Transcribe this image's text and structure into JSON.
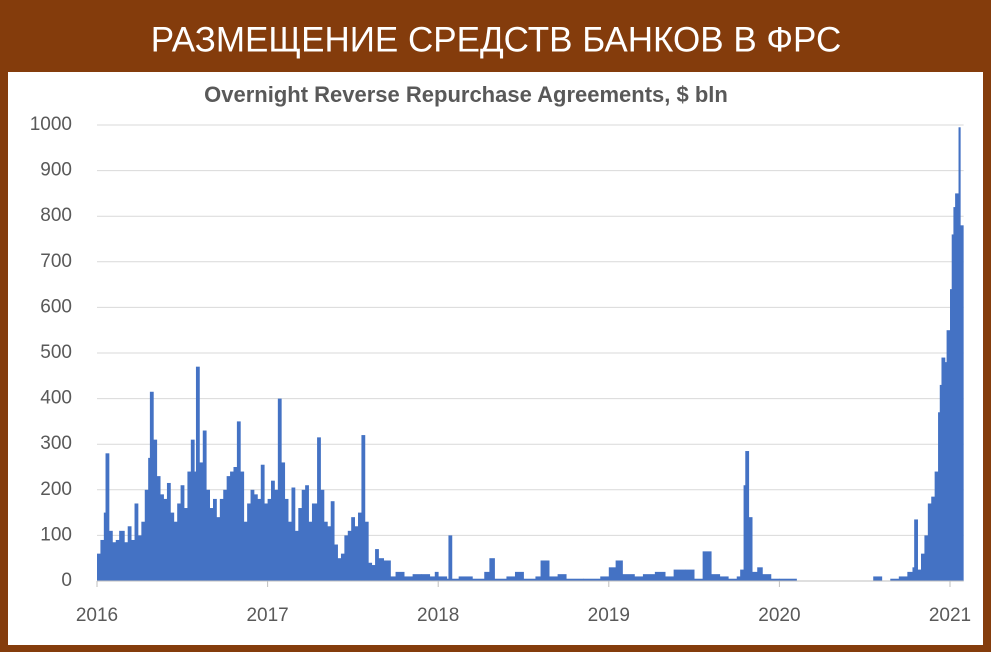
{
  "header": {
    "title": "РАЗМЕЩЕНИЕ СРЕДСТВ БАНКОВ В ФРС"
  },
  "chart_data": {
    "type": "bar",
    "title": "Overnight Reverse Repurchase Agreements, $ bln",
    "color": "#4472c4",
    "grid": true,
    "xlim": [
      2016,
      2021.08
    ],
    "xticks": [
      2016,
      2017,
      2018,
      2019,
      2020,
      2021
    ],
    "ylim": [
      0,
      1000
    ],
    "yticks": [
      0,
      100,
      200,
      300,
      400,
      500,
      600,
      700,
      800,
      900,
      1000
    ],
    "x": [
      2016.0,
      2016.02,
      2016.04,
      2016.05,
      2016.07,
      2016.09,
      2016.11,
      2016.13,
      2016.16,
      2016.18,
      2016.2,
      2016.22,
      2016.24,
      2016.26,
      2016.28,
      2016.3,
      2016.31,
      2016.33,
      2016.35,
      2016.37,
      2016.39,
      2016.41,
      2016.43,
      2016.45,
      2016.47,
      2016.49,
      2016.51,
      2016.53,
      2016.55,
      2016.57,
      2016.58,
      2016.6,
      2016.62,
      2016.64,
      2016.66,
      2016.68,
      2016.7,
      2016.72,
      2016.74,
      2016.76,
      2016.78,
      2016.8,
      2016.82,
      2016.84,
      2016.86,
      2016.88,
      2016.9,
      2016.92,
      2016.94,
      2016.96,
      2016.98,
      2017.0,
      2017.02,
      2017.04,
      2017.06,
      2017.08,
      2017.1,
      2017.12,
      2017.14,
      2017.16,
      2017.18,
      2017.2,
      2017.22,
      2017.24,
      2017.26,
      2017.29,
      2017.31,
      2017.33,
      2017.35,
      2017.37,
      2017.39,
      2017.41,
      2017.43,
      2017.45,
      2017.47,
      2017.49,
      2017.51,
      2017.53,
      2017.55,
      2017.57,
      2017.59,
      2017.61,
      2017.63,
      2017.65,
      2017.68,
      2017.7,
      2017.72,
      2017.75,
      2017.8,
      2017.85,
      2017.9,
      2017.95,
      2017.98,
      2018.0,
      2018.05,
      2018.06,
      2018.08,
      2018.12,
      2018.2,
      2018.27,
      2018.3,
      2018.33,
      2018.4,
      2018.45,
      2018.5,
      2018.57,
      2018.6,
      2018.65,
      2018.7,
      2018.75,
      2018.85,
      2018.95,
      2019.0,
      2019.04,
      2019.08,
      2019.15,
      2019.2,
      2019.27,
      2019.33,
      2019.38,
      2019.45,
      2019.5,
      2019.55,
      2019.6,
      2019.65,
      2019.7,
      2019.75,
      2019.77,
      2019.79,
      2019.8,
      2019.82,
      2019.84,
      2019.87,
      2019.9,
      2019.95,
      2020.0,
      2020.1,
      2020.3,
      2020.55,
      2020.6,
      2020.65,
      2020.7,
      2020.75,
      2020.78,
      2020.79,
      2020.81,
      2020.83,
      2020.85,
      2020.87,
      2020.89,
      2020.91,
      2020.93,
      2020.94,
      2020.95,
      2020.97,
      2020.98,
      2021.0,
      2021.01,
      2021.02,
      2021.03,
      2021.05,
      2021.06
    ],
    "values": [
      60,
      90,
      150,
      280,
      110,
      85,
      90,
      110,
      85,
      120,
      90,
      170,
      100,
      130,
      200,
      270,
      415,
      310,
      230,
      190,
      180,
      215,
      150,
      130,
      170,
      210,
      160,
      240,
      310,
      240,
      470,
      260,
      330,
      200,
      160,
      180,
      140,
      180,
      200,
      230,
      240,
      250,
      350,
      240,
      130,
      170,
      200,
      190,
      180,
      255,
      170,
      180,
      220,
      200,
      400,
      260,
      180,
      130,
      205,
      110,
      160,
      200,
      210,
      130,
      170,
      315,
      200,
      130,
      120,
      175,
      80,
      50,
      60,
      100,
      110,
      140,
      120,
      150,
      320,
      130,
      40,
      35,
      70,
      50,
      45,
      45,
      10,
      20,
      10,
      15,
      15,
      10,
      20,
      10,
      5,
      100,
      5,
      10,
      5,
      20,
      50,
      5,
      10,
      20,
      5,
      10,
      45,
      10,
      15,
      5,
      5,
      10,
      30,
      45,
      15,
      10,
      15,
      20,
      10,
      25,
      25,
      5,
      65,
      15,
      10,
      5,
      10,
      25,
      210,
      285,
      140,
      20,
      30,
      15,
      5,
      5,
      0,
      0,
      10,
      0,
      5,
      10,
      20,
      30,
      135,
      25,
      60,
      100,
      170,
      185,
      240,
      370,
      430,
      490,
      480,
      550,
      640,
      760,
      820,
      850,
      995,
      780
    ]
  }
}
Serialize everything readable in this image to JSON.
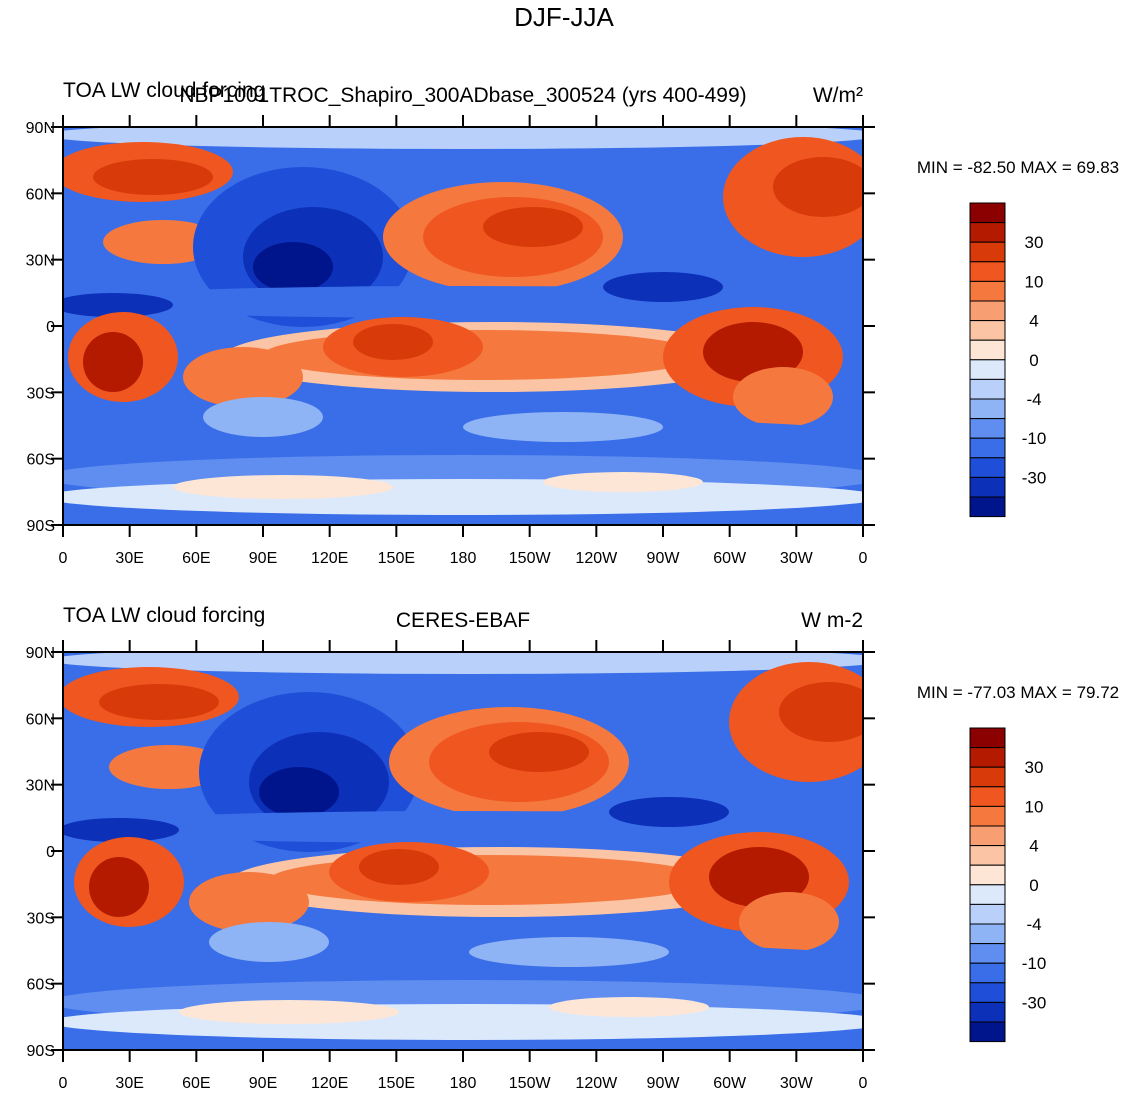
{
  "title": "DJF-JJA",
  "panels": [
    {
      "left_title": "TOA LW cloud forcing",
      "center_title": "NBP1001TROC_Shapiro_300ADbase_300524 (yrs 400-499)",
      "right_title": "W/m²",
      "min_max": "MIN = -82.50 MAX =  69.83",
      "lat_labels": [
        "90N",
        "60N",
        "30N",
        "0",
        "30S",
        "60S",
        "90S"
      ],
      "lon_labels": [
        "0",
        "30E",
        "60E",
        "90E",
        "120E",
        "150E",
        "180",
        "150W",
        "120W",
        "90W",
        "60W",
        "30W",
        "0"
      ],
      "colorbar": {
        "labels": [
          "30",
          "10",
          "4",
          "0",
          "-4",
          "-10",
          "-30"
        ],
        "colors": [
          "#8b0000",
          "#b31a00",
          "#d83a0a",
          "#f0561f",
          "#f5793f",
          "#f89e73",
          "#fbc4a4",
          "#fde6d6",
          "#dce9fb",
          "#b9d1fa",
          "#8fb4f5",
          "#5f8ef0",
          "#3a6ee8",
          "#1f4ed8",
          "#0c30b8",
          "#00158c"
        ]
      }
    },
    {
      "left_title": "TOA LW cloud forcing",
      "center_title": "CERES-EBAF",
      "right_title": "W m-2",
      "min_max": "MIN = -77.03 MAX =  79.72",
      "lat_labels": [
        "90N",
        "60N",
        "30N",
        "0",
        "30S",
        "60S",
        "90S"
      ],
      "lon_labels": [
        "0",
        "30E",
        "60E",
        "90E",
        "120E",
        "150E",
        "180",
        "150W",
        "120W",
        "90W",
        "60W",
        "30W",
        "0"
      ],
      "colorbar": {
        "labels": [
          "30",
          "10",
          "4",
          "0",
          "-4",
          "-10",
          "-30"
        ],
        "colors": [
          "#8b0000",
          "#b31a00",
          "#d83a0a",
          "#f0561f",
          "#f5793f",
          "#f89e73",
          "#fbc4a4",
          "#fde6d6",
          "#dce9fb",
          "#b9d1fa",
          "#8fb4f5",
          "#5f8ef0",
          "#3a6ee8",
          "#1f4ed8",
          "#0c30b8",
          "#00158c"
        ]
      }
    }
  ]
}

########################################

Problem description → Leave the pictures out, and transcribe each of the records exactly.

Written answer →
Transcribe this image's text and structure into JSON.
{
  "header": {
    "title": "РАЗМЕЩЕНИЕ СРЕДСТВ БАНКОВ В ФРС"
  },
  "chart_data": {
    "type": "bar",
    "title": "Overnight Reverse Repurchase Agreements, $ bln",
    "color": "#4472c4",
    "grid": true,
    "xlim": [
      2016,
      2021.08
    ],
    "xticks": [
      2016,
      2017,
      2018,
      2019,
      2020,
      2021
    ],
    "ylim": [
      0,
      1000
    ],
    "yticks": [
      0,
      100,
      200,
      300,
      400,
      500,
      600,
      700,
      800,
      900,
      1000
    ],
    "x": [
      2016.0,
      2016.02,
      2016.04,
      2016.05,
      2016.07,
      2016.09,
      2016.11,
      2016.13,
      2016.16,
      2016.18,
      2016.2,
      2016.22,
      2016.24,
      2016.26,
      2016.28,
      2016.3,
      2016.31,
      2016.33,
      2016.35,
      2016.37,
      2016.39,
      2016.41,
      2016.43,
      2016.45,
      2016.47,
      2016.49,
      2016.51,
      2016.53,
      2016.55,
      2016.57,
      2016.58,
      2016.6,
      2016.62,
      2016.64,
      2016.66,
      2016.68,
      2016.7,
      2016.72,
      2016.74,
      2016.76,
      2016.78,
      2016.8,
      2016.82,
      2016.84,
      2016.86,
      2016.88,
      2016.9,
      2016.92,
      2016.94,
      2016.96,
      2016.98,
      2017.0,
      2017.02,
      2017.04,
      2017.06,
      2017.08,
      2017.1,
      2017.12,
      2017.14,
      2017.16,
      2017.18,
      2017.2,
      2017.22,
      2017.24,
      2017.26,
      2017.29,
      2017.31,
      2017.33,
      2017.35,
      2017.37,
      2017.39,
      2017.41,
      2017.43,
      2017.45,
      2017.47,
      2017.49,
      2017.51,
      2017.53,
      2017.55,
      2017.57,
      2017.59,
      2017.61,
      2017.63,
      2017.65,
      2017.68,
      2017.7,
      2017.72,
      2017.75,
      2017.8,
      2017.85,
      2017.9,
      2017.95,
      2017.98,
      2018.0,
      2018.05,
      2018.06,
      2018.08,
      2018.12,
      2018.2,
      2018.27,
      2018.3,
      2018.33,
      2018.4,
      2018.45,
      2018.5,
      2018.57,
      2018.6,
      2018.65,
      2018.7,
      2018.75,
      2018.85,
      2018.95,
      2019.0,
      2019.04,
      2019.08,
      2019.15,
      2019.2,
      2019.27,
      2019.33,
      2019.38,
      2019.45,
      2019.5,
      2019.55,
      2019.6,
      2019.65,
      2019.7,
      2019.75,
      2019.77,
      2019.79,
      2019.8,
      2019.82,
      2019.84,
      2019.87,
      2019.9,
      2019.95,
      2020.0,
      2020.1,
      2020.3,
      2020.55,
      2020.6,
      2020.65,
      2020.7,
      2020.75,
      2020.78,
      2020.79,
      2020.81,
      2020.83,
      2020.85,
      2020.87,
      2020.89,
      2020.91,
      2020.93,
      2020.94,
      2020.95,
      2020.97,
      2020.98,
      2021.0,
      2021.01,
      2021.02,
      2021.03,
      2021.05,
      2021.06
    ],
    "values": [
      60,
      90,
      150,
      280,
      110,
      85,
      90,
      110,
      85,
      120,
      90,
      170,
      100,
      130,
      200,
      270,
      415,
      310,
      230,
      190,
      180,
      215,
      150,
      130,
      170,
      210,
      160,
      240,
      310,
      240,
      470,
      260,
      330,
      200,
      160,
      180,
      140,
      180,
      200,
      230,
      240,
      250,
      350,
      240,
      130,
      170,
      200,
      190,
      180,
      255,
      170,
      180,
      220,
      200,
      400,
      260,
      180,
      130,
      205,
      110,
      160,
      200,
      210,
      130,
      170,
      315,
      200,
      130,
      120,
      175,
      80,
      50,
      60,
      100,
      110,
      140,
      120,
      150,
      320,
      130,
      40,
      35,
      70,
      50,
      45,
      45,
      10,
      20,
      10,
      15,
      15,
      10,
      20,
      10,
      5,
      100,
      5,
      10,
      5,
      20,
      50,
      5,
      10,
      20,
      5,
      10,
      45,
      10,
      15,
      5,
      5,
      10,
      30,
      45,
      15,
      10,
      15,
      20,
      10,
      25,
      25,
      5,
      65,
      15,
      10,
      5,
      10,
      25,
      210,
      285,
      140,
      20,
      30,
      15,
      5,
      5,
      0,
      0,
      10,
      0,
      5,
      10,
      20,
      30,
      135,
      25,
      60,
      100,
      170,
      185,
      240,
      370,
      430,
      490,
      480,
      550,
      640,
      760,
      820,
      850,
      995,
      780
    ]
  }
}
Serialize everything readable in this image to JSON.
{
  "title": "DJF-JJA",
  "panels": [
    {
      "left_title": "TOA LW cloud forcing",
      "center_title": "NBP1001TROC_Shapiro_300ADbase_300524 (yrs 400-499)",
      "right_title": "W/m²",
      "min_max": "MIN = -82.50 MAX =  69.83",
      "lat_labels": [
        "90N",
        "60N",
        "30N",
        "0",
        "30S",
        "60S",
        "90S"
      ],
      "lon_labels": [
        "0",
        "30E",
        "60E",
        "90E",
        "120E",
        "150E",
        "180",
        "150W",
        "120W",
        "90W",
        "60W",
        "30W",
        "0"
      ],
      "colorbar": {
        "labels": [
          "30",
          "10",
          "4",
          "0",
          "-4",
          "-10",
          "-30"
        ],
        "colors": [
          "#8b0000",
          "#b31a00",
          "#d83a0a",
          "#f0561f",
          "#f5793f",
          "#f89e73",
          "#fbc4a4",
          "#fde6d6",
          "#dce9fb",
          "#b9d1fa",
          "#8fb4f5",
          "#5f8ef0",
          "#3a6ee8",
          "#1f4ed8",
          "#0c30b8",
          "#00158c"
        ]
      }
    },
    {
      "left_title": "TOA LW cloud forcing",
      "center_title": "CERES-EBAF",
      "right_title": "W m-2",
      "min_max": "MIN = -77.03 MAX =  79.72",
      "lat_labels": [
        "90N",
        "60N",
        "30N",
        "0",
        "30S",
        "60S",
        "90S"
      ],
      "lon_labels": [
        "0",
        "30E",
        "60E",
        "90E",
        "120E",
        "150E",
        "180",
        "150W",
        "120W",
        "90W",
        "60W",
        "30W",
        "0"
      ],
      "colorbar": {
        "labels": [
          "30",
          "10",
          "4",
          "0",
          "-4",
          "-10",
          "-30"
        ],
        "colors": [
          "#8b0000",
          "#b31a00",
          "#d83a0a",
          "#f0561f",
          "#f5793f",
          "#f89e73",
          "#fbc4a4",
          "#fde6d6",
          "#dce9fb",
          "#b9d1fa",
          "#8fb4f5",
          "#5f8ef0",
          "#3a6ee8",
          "#1f4ed8",
          "#0c30b8",
          "#00158c"
        ]
      }
    }
  ]
}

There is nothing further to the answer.